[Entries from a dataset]
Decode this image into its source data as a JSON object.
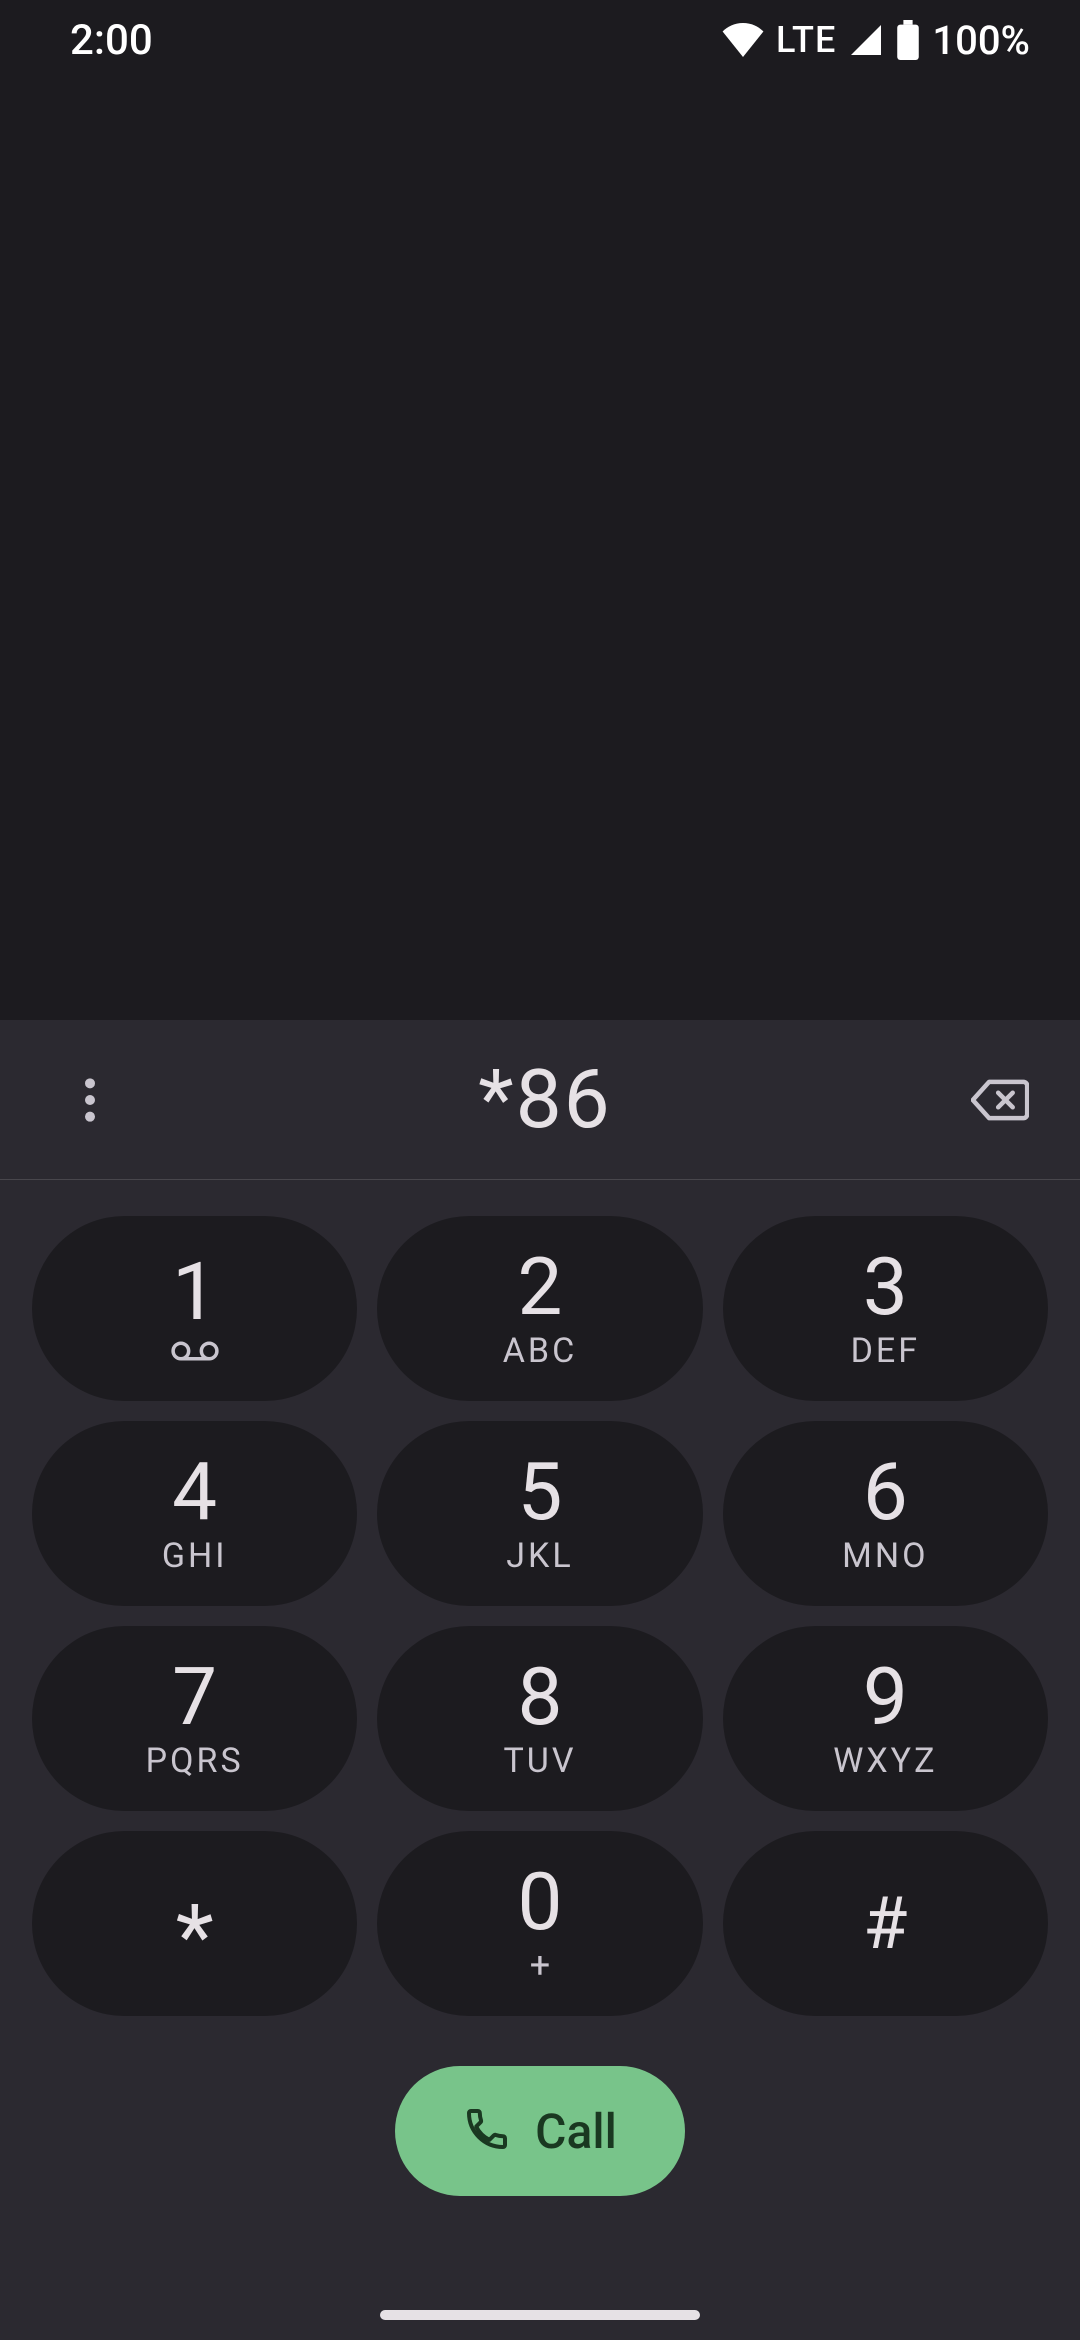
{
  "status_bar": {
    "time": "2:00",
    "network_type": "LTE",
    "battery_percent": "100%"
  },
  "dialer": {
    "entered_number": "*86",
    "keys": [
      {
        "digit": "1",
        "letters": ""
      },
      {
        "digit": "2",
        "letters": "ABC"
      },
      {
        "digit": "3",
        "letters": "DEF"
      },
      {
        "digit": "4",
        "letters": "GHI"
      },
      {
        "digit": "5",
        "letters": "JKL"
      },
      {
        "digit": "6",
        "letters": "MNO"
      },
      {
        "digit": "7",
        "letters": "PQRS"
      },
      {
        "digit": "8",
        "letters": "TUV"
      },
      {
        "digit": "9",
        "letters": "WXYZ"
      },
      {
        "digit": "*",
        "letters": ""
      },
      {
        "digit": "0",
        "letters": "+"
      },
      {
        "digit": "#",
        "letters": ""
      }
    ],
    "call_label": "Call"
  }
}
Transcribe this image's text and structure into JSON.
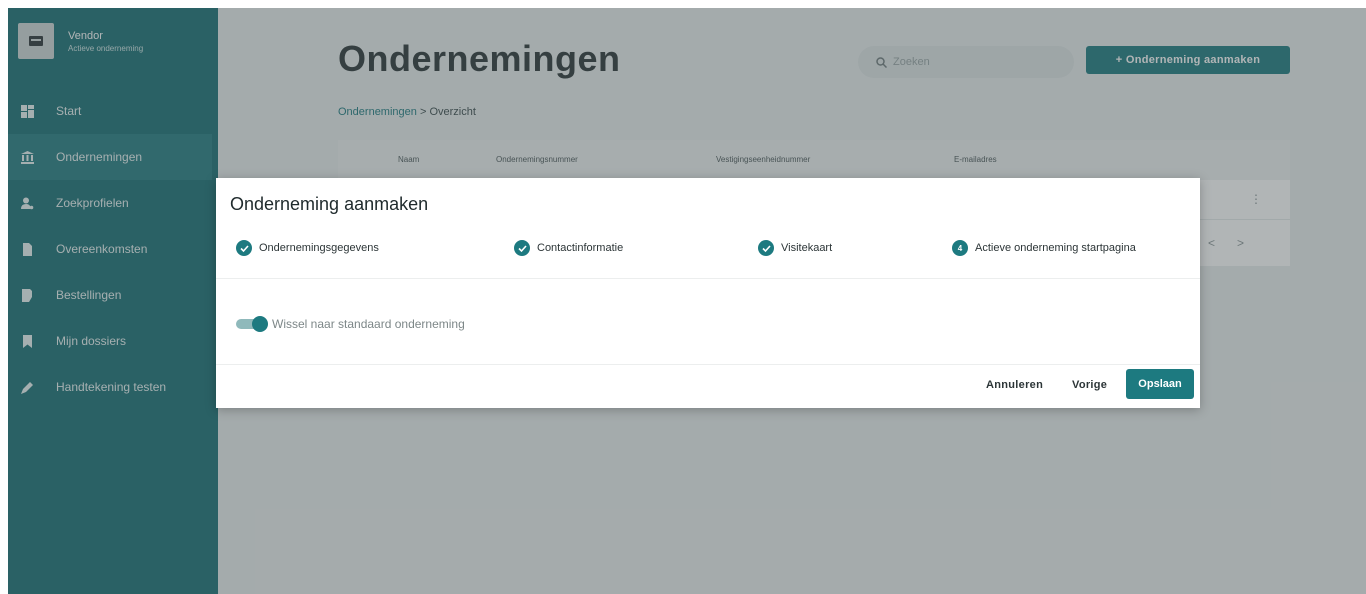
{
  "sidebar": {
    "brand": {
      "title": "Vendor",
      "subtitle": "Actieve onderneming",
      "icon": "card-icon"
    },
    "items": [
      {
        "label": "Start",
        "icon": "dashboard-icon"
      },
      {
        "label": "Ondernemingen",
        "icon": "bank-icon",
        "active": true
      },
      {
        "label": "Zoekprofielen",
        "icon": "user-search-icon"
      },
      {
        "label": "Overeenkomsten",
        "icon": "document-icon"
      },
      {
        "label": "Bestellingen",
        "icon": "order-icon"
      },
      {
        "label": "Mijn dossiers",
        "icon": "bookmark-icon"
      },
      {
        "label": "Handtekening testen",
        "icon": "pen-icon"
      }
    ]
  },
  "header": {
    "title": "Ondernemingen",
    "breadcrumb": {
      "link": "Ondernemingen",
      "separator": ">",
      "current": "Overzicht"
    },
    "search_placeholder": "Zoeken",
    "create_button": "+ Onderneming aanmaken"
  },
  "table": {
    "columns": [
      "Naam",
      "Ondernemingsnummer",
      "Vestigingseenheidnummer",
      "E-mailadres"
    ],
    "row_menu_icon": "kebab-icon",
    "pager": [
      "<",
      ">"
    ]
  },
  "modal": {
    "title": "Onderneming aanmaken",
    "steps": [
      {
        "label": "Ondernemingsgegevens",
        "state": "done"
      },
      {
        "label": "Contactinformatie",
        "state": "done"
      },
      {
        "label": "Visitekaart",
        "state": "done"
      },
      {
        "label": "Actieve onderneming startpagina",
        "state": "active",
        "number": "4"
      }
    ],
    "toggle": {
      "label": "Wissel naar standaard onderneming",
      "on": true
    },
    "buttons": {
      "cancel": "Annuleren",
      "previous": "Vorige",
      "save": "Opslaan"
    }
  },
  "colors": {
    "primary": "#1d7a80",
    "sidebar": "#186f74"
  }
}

Problem statement: Copy, from the material, each line that holds the string "this".

Worked solution:
Decode this image into its source data as a JSON object.
Transcribe this image's text and structure into JSON.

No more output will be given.